Each line in the entries below that holds the string "легких" is to be listed.

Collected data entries
·····

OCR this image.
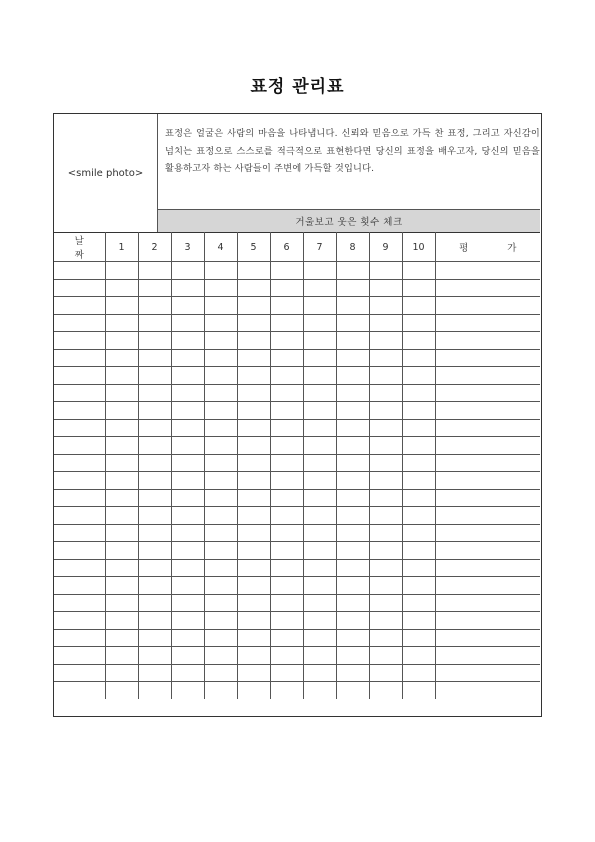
표정 관리표
<smile photo>
표정은 얼굴은 사람의 마음을 나타냅니다. 신뢰와 믿음으로 가득 찬 표정, 그리고 자신감이 넘치는 표정으로 스스로를 적극적으로 표현한다면 당신의 표정을 배우고자, 당신의 믿음을 활용하고자 하는 사람들이 주변에 가득할 것입니다.
거울보고 웃은 횟수 체크
날 짜	1	2	3	4	5	6	7	8	9	10	평 가
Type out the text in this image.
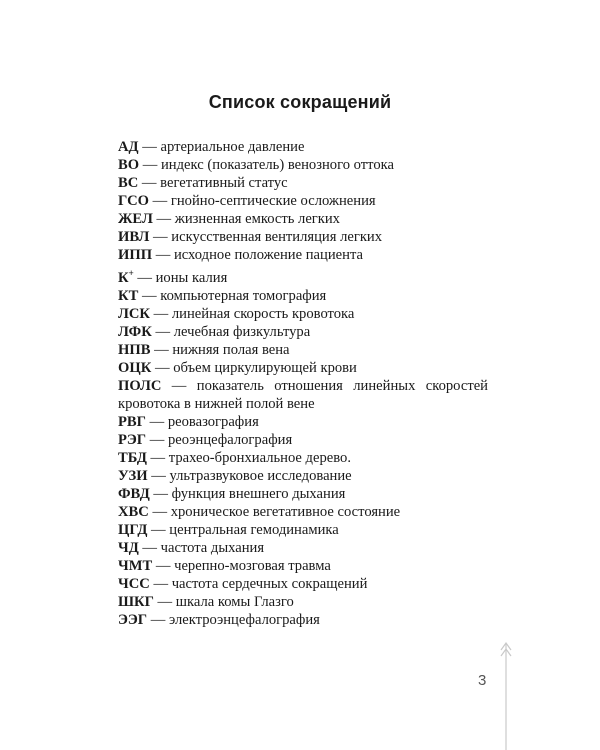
Список сокращений
АД — артериальное давление
ВО — индекс (показатель) венозного оттока
ВС — вегетативный статус
ГСО — гнойно-септические осложнения
ЖЕЛ — жизненная емкость легких
ИВЛ — искусственная вентиляция легких
ИПП — исходное положение пациента
К+ — ионы калия
КТ — компьютерная томография
ЛСК — линейная скорость кровотока
ЛФК — лечебная физкультура
НПВ — нижняя полая вена
ОЦК — объем циркулирующей крови
ПОЛС — показатель отношения линейных скоростей кровотока в нижней полой вене
РВГ — реовазография
РЭГ — реоэнцефалография
ТБД — трахео-бронхиальное дерево.
УЗИ — ультразвуковое исследование
ФВД — функция внешнего дыхания
ХВС — хроническое вегетативное состояние
ЦГД — центральная гемодинамика
ЧД — частота дыхания
ЧМТ — черепно-мозговая травма
ЧСС — частота сердечных сокращений
ШКГ — шкала комы Глазго
ЭЭГ — электроэнцефалография
3
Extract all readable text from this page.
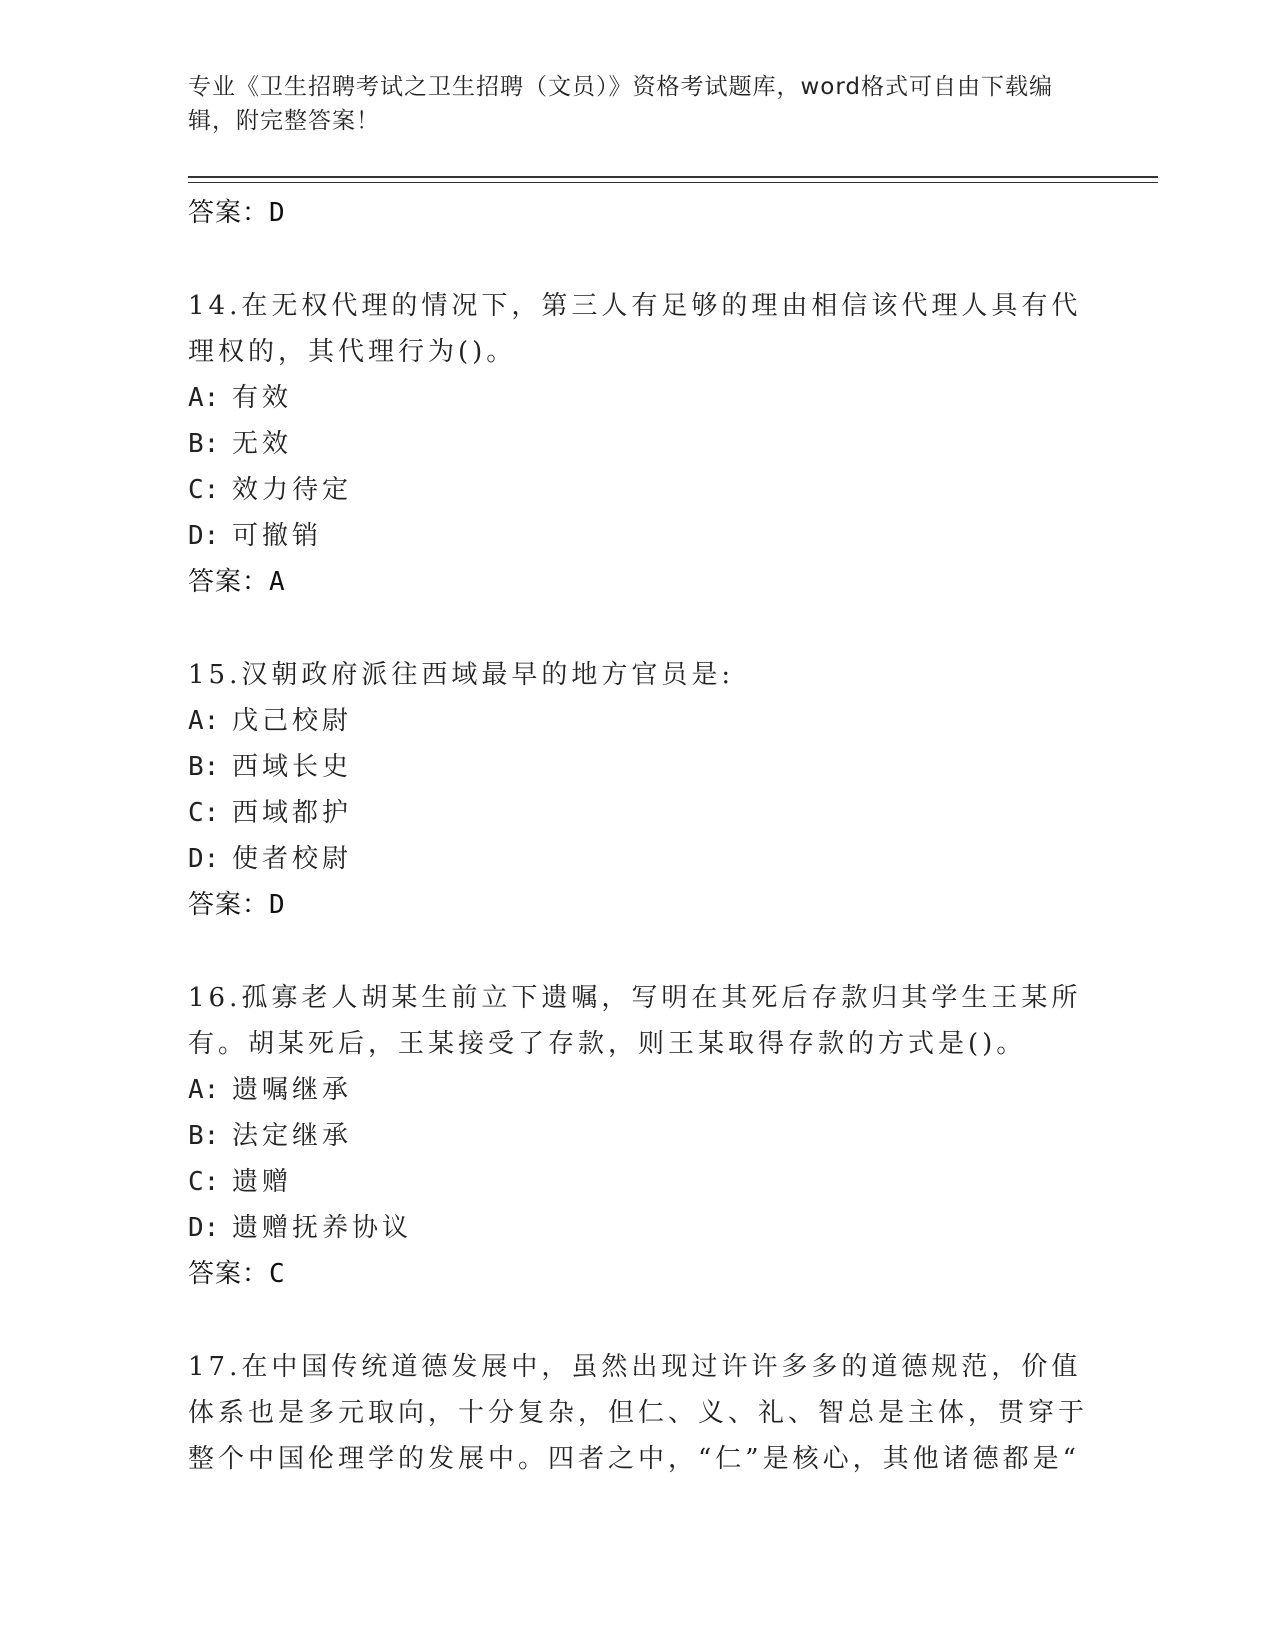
专业《卫生招聘考试之卫生招聘（文员）》资格考试题库，word格式可自由下载编辑，附完整答案！
答案：D
14.在无权代理的情况下，第三人有足够的理由相信该代理人具有代理权的，其代理行为()。
A: 有效
B: 无效
C: 效力待定
D: 可撤销
答案：A
15.汉朝政府派往西域最早的地方官员是:
A: 戊己校尉
B: 西域长史
C: 西域都护
D: 使者校尉
答案：D
16.孤寡老人胡某生前立下遗嘱，写明在其死后存款归其学生王某所有。胡某死后，王某接受了存款，则王某取得存款的方式是()。
A: 遗嘱继承
B: 法定继承
C: 遗赠
D: 遗赠抚养协议
答案：C
17.在中国传统道德发展中，虽然出现过许许多多的道德规范，价值体系也是多元取向，十分复杂，但仁、义、礼、智总是主体，贯穿于整个中国伦理学的发展中。四者之中，“仁”是核心，其他诸德都是“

·····

Answer to the problem
ЖЕЛ — жизненная емкость легких
ИВЛ — искусственная вентиляция легких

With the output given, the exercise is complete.